-- BEGIN RECORDS SHOWN --

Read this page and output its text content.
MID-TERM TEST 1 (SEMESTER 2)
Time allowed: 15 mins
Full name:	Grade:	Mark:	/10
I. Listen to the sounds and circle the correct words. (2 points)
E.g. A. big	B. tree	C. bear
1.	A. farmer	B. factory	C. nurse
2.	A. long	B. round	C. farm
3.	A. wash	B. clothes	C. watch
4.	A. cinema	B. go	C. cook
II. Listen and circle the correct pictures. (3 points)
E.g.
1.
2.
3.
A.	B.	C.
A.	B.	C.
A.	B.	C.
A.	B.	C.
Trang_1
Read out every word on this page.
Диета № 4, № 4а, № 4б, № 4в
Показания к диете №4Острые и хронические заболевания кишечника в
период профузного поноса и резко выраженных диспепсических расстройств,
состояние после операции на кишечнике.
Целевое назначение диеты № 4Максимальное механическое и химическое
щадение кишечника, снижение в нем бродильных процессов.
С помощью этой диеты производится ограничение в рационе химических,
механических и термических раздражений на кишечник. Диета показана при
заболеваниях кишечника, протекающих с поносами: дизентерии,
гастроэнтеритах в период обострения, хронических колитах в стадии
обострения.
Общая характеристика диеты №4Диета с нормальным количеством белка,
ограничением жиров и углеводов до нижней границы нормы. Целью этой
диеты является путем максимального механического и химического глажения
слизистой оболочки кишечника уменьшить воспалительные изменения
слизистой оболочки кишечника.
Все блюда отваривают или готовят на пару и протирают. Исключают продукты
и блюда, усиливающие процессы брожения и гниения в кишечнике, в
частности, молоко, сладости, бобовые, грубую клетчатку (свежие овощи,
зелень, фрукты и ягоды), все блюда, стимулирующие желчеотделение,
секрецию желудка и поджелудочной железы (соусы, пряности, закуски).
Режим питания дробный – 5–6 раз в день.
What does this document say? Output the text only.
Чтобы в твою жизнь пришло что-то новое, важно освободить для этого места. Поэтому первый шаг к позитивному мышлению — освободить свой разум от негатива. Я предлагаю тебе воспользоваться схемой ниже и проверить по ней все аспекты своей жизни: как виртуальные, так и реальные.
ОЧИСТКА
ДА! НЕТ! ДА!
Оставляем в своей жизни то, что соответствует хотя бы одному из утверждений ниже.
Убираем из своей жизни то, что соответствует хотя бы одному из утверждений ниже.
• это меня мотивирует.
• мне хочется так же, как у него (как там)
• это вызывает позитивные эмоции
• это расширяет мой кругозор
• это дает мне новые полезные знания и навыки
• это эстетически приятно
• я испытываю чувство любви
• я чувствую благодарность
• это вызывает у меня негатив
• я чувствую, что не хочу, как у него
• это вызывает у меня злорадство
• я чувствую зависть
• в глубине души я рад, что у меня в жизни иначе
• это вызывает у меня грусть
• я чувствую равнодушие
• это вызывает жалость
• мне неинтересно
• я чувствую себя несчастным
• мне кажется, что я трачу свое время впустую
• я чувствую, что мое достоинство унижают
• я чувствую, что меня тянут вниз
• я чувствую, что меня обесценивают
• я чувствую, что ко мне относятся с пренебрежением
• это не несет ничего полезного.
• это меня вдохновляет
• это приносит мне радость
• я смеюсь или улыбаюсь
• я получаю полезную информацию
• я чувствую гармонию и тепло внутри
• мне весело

-- END RECORDS SHOWN --

Gather each line of the records holding the string "Read".

Read this page and output its text content.
Read out every word on this page.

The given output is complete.